● SET TASK:
Transcribe every line, keeping it exact.

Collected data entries
- - - -

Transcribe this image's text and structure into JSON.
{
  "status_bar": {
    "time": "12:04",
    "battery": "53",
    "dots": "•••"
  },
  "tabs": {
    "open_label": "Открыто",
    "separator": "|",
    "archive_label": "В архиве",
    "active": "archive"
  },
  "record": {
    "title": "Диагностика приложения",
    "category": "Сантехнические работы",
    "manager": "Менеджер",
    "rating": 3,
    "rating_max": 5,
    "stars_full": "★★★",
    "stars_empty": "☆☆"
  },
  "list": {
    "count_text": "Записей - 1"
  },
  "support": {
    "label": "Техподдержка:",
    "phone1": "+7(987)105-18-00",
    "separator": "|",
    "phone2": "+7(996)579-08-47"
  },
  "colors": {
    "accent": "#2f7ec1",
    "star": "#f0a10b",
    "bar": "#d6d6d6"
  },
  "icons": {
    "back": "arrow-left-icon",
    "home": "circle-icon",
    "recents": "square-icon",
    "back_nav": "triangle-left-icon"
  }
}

- - - -

● TASK OUTPUT:
Transcribe this image's text and structure into JSON.
{
  "status_bar": {
    "time": "12:04",
    "battery": "53",
    "dots": "•••"
  },
  "tabs": {
    "open_label": "Открыто",
    "separator": "|",
    "archive_label": "В архиве",
    "active": "archive"
  },
  "record": {
    "title": "Диагностика приложения",
    "category": "Сантехнические работы",
    "manager": "Менеджер",
    "rating": 3,
    "rating_max": 5,
    "stars_full": "★★★",
    "stars_empty": "☆☆"
  },
  "list": {
    "count_text": "Записей - 1"
  },
  "support": {
    "label": "Техподдержка:",
    "phone1": "+7(987)105-18-00",
    "separator": "|",
    "phone2": "+7(996)579-08-47"
  },
  "colors": {
    "accent": "#2f7ec1",
    "star": "#f0a10b",
    "bar": "#d6d6d6"
  },
  "icons": {
    "back": "arrow-left-icon",
    "home": "circle-icon",
    "recents": "square-icon",
    "back_nav": "triangle-left-icon"
  }
}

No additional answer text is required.